→ **SET EXERCISE**
Copy all the material that follows, keeping every character the same.

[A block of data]
## START

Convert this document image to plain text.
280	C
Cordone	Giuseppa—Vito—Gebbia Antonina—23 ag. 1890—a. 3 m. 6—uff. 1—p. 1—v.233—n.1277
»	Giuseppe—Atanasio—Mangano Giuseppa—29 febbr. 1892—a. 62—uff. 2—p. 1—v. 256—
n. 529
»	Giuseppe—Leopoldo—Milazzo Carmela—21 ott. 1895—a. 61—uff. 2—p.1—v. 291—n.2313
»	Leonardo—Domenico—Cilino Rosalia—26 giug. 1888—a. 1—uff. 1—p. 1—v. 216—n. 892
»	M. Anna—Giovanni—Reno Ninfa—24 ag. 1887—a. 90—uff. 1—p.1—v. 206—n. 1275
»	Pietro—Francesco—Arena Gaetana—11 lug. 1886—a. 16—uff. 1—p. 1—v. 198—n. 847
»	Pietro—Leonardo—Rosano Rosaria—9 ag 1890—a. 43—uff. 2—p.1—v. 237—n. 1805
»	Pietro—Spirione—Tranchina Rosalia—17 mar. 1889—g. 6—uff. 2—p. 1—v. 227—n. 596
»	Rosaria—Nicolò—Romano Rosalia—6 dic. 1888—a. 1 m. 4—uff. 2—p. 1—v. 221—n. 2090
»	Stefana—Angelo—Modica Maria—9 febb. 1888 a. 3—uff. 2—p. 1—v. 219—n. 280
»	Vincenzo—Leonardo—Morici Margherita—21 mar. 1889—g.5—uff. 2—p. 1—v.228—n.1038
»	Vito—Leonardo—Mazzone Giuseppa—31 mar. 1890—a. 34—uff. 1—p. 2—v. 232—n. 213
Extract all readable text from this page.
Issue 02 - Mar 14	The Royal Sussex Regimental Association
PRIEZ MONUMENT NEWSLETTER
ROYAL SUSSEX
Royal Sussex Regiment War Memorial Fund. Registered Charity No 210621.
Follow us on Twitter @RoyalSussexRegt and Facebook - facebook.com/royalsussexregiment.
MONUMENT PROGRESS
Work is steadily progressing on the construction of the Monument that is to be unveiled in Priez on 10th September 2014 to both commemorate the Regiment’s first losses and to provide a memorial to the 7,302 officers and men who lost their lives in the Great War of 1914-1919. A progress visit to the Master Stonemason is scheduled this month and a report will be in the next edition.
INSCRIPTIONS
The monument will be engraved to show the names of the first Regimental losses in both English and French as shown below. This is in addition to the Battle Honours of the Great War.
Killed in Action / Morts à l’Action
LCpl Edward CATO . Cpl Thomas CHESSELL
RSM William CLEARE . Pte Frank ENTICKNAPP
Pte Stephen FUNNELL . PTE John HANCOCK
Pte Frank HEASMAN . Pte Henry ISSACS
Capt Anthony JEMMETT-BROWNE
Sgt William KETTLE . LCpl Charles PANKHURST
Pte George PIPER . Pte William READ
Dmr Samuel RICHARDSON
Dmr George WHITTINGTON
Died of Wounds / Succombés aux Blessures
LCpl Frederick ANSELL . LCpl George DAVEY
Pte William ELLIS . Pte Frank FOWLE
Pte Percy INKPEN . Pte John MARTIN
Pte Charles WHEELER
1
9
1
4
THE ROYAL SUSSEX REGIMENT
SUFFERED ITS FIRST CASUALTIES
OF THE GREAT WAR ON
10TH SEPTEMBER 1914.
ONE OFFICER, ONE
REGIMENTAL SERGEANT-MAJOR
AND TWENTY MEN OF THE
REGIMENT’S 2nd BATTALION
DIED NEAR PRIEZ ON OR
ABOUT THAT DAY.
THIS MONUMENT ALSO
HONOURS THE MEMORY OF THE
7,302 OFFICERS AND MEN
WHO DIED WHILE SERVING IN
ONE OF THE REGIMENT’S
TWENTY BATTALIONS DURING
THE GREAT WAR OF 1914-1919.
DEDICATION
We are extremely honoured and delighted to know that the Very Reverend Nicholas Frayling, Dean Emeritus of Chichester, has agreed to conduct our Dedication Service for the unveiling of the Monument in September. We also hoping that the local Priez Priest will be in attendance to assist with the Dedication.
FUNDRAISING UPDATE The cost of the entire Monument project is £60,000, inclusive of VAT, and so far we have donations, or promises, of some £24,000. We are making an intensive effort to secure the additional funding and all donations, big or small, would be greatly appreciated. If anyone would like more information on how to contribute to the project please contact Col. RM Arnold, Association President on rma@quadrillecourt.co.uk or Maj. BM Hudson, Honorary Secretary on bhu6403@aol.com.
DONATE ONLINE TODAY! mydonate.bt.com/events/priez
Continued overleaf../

## END

→ **EXPECTED ANSWER**
Convert this document image to plain text.
280	C
Cordone	Giuseppa—Vito—Gebbia Antonina—23 ag. 1890—a. 3 m. 6—uff. 1—p. 1—v.233—n.1277
»	Giuseppe—Atanasio—Mangano Giuseppa—29 febbr. 1892—a. 62—uff. 2—p. 1—v. 256—
n. 529
»	Giuseppe—Leopoldo—Milazzo Carmela—21 ott. 1895—a. 61—uff. 2—p.1—v. 291—n.2313
»	Leonardo—Domenico—Cilino Rosalia—26 giug. 1888—a. 1—uff. 1—p. 1—v. 216—n. 892
»	M. Anna—Giovanni—Reno Ninfa—24 ag. 1887—a. 90—uff. 1—p.1—v. 206—n. 1275
»	Pietro—Francesco—Arena Gaetana—11 lug. 1886—a. 16—uff. 1—p. 1—v. 198—n. 847
»	Pietro—Leonardo—Rosano Rosaria—9 ag 1890—a. 43—uff. 2—p.1—v. 237—n. 1805
»	Pietro—Spirione—Tranchina Rosalia—17 mar. 1889—g. 6—uff. 2—p. 1—v. 227—n. 596
»	Rosaria—Nicolò—Romano Rosalia—6 dic. 1888—a. 1 m. 4—uff. 2—p. 1—v. 221—n. 2090
»	Stefana—Angelo—Modica Maria—9 febb. 1888 a. 3—uff. 2—p. 1—v. 219—n. 280
»	Vincenzo—Leonardo—Morici Margherita—21 mar. 1889—g.5—uff. 2—p. 1—v.228—n.1038
»	Vito—Leonardo—Mazzone Giuseppa—31 mar. 1890—a. 34—uff. 1—p. 2—v. 232—n. 213
Extract all readable text from this page.
Issue 02 - Mar 14	The Royal Sussex Regimental Association
PRIEZ MONUMENT NEWSLETTER
ROYAL SUSSEX
Royal Sussex Regiment War Memorial Fund. Registered Charity No 210621.
Follow us on Twitter @RoyalSussexRegt and Facebook - facebook.com/royalsussexregiment.
MONUMENT PROGRESS
Work is steadily progressing on the construction of the Monument that is to be unveiled in Priez on 10th September 2014 to both commemorate the Regiment’s first losses and to provide a memorial to the 7,302 officers and men who lost their lives in the Great War of 1914-1919. A progress visit to the Master Stonemason is scheduled this month and a report will be in the next edition.
INSCRIPTIONS
The monument will be engraved to show the names of the first Regimental losses in both English and French as shown below. This is in addition to the Battle Honours of the Great War.
Killed in Action / Morts à l’Action
LCpl Edward CATO . Cpl Thomas CHESSELL
RSM William CLEARE . Pte Frank ENTICKNAPP
Pte Stephen FUNNELL . PTE John HANCOCK
Pte Frank HEASMAN . Pte Henry ISSACS
Capt Anthony JEMMETT-BROWNE
Sgt William KETTLE . LCpl Charles PANKHURST
Pte George PIPER . Pte William READ
Dmr Samuel RICHARDSON
Dmr George WHITTINGTON
Died of Wounds / Succombés aux Blessures
LCpl Frederick ANSELL . LCpl George DAVEY
Pte William ELLIS . Pte Frank FOWLE
Pte Percy INKPEN . Pte John MARTIN
Pte Charles WHEELER
1
9
1
4
THE ROYAL SUSSEX REGIMENT
SUFFERED ITS FIRST CASUALTIES
OF THE GREAT WAR ON
10TH SEPTEMBER 1914.
ONE OFFICER, ONE
REGIMENTAL SERGEANT-MAJOR
AND TWENTY MEN OF THE
REGIMENT’S 2nd BATTALION
DIED NEAR PRIEZ ON OR
ABOUT THAT DAY.
THIS MONUMENT ALSO
HONOURS THE MEMORY OF THE
7,302 OFFICERS AND MEN
WHO DIED WHILE SERVING IN
ONE OF THE REGIMENT’S
TWENTY BATTALIONS DURING
THE GREAT WAR OF 1914-1919.
DEDICATION
We are extremely honoured and delighted to know that the Very Reverend Nicholas Frayling, Dean Emeritus of Chichester, has agreed to conduct our Dedication Service for the unveiling of the Monument in September. We also hoping that the local Priez Priest will be in attendance to assist with the Dedication.
FUNDRAISING UPDATE The cost of the entire Monument project is £60,000, inclusive of VAT, and so far we have donations, or promises, of some £24,000. We are making an intensive effort to secure the additional funding and all donations, big or small, would be greatly appreciated. If anyone would like more information on how to contribute to the project please contact Col. RM Arnold, Association President on rma@quadrillecourt.co.uk or Maj. BM Hudson, Honorary Secretary on bhu6403@aol.com.
DONATE ONLINE TODAY! mydonate.bt.com/events/priez
Continued overleaf../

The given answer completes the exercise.